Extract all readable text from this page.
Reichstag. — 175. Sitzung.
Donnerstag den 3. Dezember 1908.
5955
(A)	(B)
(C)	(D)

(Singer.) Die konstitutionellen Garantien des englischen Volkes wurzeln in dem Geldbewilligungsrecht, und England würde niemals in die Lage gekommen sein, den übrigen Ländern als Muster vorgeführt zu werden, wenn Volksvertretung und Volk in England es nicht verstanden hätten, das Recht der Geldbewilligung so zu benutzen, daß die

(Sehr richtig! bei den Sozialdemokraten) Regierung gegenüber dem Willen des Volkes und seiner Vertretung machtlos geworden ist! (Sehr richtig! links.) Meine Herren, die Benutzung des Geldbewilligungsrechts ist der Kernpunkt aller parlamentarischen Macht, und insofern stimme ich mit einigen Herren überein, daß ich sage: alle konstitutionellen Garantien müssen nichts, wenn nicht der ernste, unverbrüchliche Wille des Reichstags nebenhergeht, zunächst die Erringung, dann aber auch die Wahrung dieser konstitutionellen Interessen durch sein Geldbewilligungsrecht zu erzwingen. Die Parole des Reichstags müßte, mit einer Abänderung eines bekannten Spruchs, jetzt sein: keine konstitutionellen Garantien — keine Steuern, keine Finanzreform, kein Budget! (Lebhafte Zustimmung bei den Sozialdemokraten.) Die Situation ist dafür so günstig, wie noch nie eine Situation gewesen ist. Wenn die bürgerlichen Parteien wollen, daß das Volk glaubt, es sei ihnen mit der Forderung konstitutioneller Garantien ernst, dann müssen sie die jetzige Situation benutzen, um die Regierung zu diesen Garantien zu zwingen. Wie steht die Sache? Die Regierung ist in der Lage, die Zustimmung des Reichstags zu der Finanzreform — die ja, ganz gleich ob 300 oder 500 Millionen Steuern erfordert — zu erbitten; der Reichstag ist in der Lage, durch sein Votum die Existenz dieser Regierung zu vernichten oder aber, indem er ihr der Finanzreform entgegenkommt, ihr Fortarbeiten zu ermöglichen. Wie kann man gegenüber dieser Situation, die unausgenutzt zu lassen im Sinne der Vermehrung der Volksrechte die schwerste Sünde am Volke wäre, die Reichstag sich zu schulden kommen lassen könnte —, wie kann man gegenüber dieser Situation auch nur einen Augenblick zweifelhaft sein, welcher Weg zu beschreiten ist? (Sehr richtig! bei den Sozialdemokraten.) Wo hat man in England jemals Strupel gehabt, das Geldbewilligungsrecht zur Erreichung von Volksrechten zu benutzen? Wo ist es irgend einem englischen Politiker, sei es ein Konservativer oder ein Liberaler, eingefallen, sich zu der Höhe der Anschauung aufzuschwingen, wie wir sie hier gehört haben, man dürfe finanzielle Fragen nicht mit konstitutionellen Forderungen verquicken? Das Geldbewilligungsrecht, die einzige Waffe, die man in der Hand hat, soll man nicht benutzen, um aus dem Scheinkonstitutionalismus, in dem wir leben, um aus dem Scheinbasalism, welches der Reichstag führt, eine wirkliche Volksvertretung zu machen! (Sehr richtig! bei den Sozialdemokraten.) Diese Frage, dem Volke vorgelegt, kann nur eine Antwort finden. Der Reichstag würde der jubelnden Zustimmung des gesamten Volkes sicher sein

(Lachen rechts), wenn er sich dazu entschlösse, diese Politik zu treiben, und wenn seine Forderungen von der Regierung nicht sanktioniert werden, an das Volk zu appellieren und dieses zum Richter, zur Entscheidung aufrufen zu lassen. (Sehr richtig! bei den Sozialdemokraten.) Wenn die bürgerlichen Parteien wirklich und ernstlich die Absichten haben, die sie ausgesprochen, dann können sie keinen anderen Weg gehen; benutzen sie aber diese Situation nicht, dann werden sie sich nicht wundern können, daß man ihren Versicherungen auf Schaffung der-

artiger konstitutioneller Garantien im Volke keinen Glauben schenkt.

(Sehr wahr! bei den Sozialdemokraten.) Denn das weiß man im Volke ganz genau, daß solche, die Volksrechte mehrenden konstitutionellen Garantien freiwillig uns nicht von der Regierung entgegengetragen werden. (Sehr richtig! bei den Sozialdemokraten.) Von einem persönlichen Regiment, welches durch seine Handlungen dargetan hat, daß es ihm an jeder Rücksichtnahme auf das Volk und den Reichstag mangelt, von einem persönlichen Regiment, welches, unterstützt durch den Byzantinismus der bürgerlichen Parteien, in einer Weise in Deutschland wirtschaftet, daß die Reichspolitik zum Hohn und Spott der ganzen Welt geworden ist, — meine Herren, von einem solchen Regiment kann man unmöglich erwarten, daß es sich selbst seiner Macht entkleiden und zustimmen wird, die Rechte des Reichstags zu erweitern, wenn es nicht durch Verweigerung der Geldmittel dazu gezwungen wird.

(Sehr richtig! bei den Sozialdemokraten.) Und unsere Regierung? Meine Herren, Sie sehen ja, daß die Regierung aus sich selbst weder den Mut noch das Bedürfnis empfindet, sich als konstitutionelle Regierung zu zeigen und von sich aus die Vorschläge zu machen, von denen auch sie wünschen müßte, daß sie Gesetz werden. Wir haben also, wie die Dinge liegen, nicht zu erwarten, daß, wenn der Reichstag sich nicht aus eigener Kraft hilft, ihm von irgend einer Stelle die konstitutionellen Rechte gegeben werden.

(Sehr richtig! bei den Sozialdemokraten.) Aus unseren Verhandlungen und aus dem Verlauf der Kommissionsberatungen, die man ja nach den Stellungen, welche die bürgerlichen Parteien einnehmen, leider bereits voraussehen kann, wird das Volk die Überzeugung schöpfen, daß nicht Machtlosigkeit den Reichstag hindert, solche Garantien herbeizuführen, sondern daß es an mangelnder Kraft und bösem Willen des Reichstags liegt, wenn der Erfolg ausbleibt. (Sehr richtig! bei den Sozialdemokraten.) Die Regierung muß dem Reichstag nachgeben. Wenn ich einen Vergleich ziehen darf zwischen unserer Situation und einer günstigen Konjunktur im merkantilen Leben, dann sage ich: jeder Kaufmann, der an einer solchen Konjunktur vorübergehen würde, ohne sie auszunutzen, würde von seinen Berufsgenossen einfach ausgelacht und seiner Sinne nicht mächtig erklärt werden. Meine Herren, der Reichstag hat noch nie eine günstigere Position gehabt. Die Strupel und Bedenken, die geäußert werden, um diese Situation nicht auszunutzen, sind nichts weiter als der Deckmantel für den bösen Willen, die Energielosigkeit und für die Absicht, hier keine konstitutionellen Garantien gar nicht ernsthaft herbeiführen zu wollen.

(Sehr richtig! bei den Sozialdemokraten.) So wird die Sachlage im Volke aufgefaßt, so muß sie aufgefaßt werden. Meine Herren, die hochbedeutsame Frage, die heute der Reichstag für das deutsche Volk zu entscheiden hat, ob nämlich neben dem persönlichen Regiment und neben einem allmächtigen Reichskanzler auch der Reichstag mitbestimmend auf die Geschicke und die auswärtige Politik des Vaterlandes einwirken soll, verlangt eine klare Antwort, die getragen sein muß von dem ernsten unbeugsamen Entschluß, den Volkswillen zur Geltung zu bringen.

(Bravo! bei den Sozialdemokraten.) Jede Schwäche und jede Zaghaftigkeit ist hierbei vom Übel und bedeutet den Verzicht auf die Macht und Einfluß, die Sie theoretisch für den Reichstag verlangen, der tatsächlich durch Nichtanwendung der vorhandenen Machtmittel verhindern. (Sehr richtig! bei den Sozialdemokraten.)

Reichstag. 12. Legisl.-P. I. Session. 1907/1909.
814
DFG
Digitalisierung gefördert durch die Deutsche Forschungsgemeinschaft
§ §
Work out the number of lines above that include the string "dazu" and write only that number.

Output: 2